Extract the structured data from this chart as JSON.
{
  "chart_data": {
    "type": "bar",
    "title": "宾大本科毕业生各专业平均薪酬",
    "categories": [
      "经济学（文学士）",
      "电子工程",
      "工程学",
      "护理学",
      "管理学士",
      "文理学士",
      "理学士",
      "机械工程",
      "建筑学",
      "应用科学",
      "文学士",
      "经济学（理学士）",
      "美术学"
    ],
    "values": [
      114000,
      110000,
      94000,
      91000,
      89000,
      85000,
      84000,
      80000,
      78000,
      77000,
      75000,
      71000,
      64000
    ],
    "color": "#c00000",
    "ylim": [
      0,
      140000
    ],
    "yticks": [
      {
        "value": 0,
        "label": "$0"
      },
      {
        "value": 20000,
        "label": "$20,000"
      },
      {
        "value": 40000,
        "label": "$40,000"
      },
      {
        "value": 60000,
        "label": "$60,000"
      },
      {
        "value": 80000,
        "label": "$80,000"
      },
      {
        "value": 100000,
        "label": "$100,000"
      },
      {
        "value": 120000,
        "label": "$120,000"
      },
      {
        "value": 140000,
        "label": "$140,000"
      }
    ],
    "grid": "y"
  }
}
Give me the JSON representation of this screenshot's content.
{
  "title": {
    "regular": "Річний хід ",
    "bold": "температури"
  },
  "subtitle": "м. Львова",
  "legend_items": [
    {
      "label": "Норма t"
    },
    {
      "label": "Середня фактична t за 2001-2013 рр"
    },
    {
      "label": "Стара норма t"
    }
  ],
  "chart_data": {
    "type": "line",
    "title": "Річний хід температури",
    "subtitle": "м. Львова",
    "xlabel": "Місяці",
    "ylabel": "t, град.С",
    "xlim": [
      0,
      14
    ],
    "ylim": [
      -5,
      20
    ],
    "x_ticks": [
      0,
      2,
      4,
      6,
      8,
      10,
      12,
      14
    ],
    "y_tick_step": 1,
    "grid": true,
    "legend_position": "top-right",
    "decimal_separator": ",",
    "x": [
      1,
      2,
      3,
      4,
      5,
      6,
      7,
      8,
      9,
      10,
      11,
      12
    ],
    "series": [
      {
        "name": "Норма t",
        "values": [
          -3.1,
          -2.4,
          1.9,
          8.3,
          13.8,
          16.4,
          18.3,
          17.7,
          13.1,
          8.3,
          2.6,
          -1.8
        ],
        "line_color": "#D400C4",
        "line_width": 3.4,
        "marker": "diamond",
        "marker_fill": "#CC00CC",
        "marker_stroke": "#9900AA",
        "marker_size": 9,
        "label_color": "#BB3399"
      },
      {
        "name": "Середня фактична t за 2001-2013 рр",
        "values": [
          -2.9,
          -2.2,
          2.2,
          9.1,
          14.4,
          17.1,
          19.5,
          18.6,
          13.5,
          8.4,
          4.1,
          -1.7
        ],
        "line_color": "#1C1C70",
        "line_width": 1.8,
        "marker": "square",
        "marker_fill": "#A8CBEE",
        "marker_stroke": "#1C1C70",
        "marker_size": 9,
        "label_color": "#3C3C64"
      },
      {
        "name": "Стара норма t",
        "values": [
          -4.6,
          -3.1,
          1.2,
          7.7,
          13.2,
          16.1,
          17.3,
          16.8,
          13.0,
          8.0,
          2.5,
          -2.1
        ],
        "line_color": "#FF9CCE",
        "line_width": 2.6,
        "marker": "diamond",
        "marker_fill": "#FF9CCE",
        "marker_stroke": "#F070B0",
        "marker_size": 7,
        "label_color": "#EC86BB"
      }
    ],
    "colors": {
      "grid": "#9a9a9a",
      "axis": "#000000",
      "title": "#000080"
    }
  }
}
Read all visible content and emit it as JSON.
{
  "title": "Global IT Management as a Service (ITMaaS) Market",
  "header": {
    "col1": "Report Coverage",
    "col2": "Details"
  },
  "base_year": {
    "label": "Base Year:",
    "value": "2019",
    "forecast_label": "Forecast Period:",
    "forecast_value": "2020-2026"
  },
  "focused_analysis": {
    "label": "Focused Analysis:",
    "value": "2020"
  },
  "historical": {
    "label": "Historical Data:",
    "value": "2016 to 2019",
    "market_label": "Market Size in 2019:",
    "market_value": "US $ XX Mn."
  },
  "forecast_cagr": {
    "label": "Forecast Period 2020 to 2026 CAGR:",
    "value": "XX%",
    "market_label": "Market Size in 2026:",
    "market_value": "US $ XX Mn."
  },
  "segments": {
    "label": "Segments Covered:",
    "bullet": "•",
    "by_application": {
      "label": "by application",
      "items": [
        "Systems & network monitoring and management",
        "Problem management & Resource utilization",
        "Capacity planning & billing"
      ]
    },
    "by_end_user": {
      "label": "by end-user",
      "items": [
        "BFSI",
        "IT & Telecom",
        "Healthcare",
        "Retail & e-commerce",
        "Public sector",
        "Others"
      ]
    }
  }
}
____________________
### WORK TO BE COMPLETED
Repeat word for word the lines running from the line containing "Read all visible content and emit it as JSON." to the end of the entries above, inclusive.

### RESULT FOR THIS TASK
Read all visible content and emit it as JSON.
{
  "title": "Global IT Management as a Service (ITMaaS) Market",
  "header": {
    "col1": "Report Coverage",
    "col2": "Details"
  },
  "base_year": {
    "label": "Base Year:",
    "value": "2019",
    "forecast_label": "Forecast Period:",
    "forecast_value": "2020-2026"
  },
  "focused_analysis": {
    "label": "Focused Analysis:",
    "value": "2020"
  },
  "historical": {
    "label": "Historical Data:",
    "value": "2016 to 2019",
    "market_label": "Market Size in 2019:",
    "market_value": "US $ XX Mn."
  },
  "forecast_cagr": {
    "label": "Forecast Period 2020 to 2026 CAGR:",
    "value": "XX%",
    "market_label": "Market Size in 2026:",
    "market_value": "US $ XX Mn."
  },
  "segments": {
    "label": "Segments Covered:",
    "bullet": "•",
    "by_application": {
      "label": "by application",
      "items": [
        "Systems & network monitoring and management",
        "Problem management & Resource utilization",
        "Capacity planning & billing"
      ]
    },
    "by_end_user": {
      "label": "by end-user",
      "items": [
        "BFSI",
        "IT & Telecom",
        "Healthcare",
        "Retail & e-commerce",
        "Public sector",
        "Others"
      ]
    }
  }
}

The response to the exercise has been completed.